[Do this] Provide the data again in its entirety, exactly as given.

[Information supplied]
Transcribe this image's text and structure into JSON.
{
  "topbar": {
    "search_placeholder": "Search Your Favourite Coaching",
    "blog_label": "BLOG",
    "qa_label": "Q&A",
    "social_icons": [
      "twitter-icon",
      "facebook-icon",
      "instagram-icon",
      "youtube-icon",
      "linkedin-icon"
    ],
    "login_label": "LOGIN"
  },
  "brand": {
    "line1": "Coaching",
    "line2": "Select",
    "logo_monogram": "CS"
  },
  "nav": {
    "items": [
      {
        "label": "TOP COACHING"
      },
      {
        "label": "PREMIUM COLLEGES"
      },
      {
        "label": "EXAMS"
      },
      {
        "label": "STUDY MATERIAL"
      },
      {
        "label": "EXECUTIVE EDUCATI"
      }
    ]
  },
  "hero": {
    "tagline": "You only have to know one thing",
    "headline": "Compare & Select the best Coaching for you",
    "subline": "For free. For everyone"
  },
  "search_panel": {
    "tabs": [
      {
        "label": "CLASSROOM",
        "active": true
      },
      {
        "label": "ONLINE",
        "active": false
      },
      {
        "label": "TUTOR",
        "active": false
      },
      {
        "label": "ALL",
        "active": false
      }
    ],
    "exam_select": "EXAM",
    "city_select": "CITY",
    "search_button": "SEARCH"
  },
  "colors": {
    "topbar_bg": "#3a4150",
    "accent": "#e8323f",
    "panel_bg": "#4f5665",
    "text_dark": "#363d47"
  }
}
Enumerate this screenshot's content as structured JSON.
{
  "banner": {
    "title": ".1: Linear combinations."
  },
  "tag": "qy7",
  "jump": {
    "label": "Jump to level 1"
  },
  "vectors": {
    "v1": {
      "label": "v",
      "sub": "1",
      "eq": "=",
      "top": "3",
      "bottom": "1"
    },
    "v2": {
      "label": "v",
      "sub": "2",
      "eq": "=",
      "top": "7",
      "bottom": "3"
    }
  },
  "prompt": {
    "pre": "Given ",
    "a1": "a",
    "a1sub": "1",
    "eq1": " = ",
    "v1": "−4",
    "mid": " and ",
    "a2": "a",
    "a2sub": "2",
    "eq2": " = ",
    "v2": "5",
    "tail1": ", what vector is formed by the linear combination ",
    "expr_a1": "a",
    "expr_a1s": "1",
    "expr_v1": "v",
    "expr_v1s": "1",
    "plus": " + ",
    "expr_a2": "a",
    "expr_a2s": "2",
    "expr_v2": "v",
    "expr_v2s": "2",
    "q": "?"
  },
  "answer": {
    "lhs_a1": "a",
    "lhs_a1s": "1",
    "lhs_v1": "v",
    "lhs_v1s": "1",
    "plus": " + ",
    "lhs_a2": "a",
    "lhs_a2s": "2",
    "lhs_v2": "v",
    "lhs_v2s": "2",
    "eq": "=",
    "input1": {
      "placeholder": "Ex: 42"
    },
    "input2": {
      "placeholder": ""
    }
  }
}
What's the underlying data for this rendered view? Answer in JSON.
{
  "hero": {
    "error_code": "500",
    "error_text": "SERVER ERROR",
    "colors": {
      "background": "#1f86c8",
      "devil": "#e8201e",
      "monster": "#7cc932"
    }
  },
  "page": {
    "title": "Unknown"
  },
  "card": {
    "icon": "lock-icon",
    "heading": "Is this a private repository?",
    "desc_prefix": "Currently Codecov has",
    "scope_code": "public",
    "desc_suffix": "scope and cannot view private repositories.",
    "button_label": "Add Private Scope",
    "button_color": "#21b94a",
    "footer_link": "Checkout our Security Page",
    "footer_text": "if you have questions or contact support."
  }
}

[Answer to the task]
Transcribe this image's text and structure into JSON.
{
  "topbar": {
    "search_placeholder": "Search Your Favourite Coaching",
    "blog_label": "BLOG",
    "qa_label": "Q&A",
    "social_icons": [
      "twitter-icon",
      "facebook-icon",
      "instagram-icon",
      "youtube-icon",
      "linkedin-icon"
    ],
    "login_label": "LOGIN"
  },
  "brand": {
    "line1": "Coaching",
    "line2": "Select",
    "logo_monogram": "CS"
  },
  "nav": {
    "items": [
      {
        "label": "TOP COACHING"
      },
      {
        "label": "PREMIUM COLLEGES"
      },
      {
        "label": "EXAMS"
      },
      {
        "label": "STUDY MATERIAL"
      },
      {
        "label": "EXECUTIVE EDUCATI"
      }
    ]
  },
  "hero": {
    "tagline": "You only have to know one thing",
    "headline": "Compare & Select the best Coaching for you",
    "subline": "For free. For everyone"
  },
  "search_panel": {
    "tabs": [
      {
        "label": "CLASSROOM",
        "active": true
      },
      {
        "label": "ONLINE",
        "active": false
      },
      {
        "label": "TUTOR",
        "active": false
      },
      {
        "label": "ALL",
        "active": false
      }
    ],
    "exam_select": "EXAM",
    "city_select": "CITY",
    "search_button": "SEARCH"
  },
  "colors": {
    "topbar_bg": "#3a4150",
    "accent": "#e8323f",
    "panel_bg": "#4f5665",
    "text_dark": "#363d47"
  }
}
Enumerate this screenshot's content as structured JSON.
{
  "banner": {
    "title": ".1: Linear combinations."
  },
  "tag": "qy7",
  "jump": {
    "label": "Jump to level 1"
  },
  "vectors": {
    "v1": {
      "label": "v",
      "sub": "1",
      "eq": "=",
      "top": "3",
      "bottom": "1"
    },
    "v2": {
      "label": "v",
      "sub": "2",
      "eq": "=",
      "top": "7",
      "bottom": "3"
    }
  },
  "prompt": {
    "pre": "Given ",
    "a1": "a",
    "a1sub": "1",
    "eq1": " = ",
    "v1": "−4",
    "mid": " and ",
    "a2": "a",
    "a2sub": "2",
    "eq2": " = ",
    "v2": "5",
    "tail1": ", what vector is formed by the linear combination ",
    "expr_a1": "a",
    "expr_a1s": "1",
    "expr_v1": "v",
    "expr_v1s": "1",
    "plus": " + ",
    "expr_a2": "a",
    "expr_a2s": "2",
    "expr_v2": "v",
    "expr_v2s": "2",
    "q": "?"
  },
  "answer": {
    "lhs_a1": "a",
    "lhs_a1s": "1",
    "lhs_v1": "v",
    "lhs_v1s": "1",
    "plus": " + ",
    "lhs_a2": "a",
    "lhs_a2s": "2",
    "lhs_v2": "v",
    "lhs_v2s": "2",
    "eq": "=",
    "input1": {
      "placeholder": "Ex: 42"
    },
    "input2": {
      "placeholder": ""
    }
  }
}
What's the underlying data for this rendered view? Answer in JSON.
{
  "hero": {
    "error_code": "500",
    "error_text": "SERVER ERROR",
    "colors": {
      "background": "#1f86c8",
      "devil": "#e8201e",
      "monster": "#7cc932"
    }
  },
  "page": {
    "title": "Unknown"
  },
  "card": {
    "icon": "lock-icon",
    "heading": "Is this a private repository?",
    "desc_prefix": "Currently Codecov has",
    "scope_code": "public",
    "desc_suffix": "scope and cannot view private repositories.",
    "button_label": "Add Private Scope",
    "button_color": "#21b94a",
    "footer_link": "Checkout our Security Page",
    "footer_text": "if you have questions or contact support."
  }
}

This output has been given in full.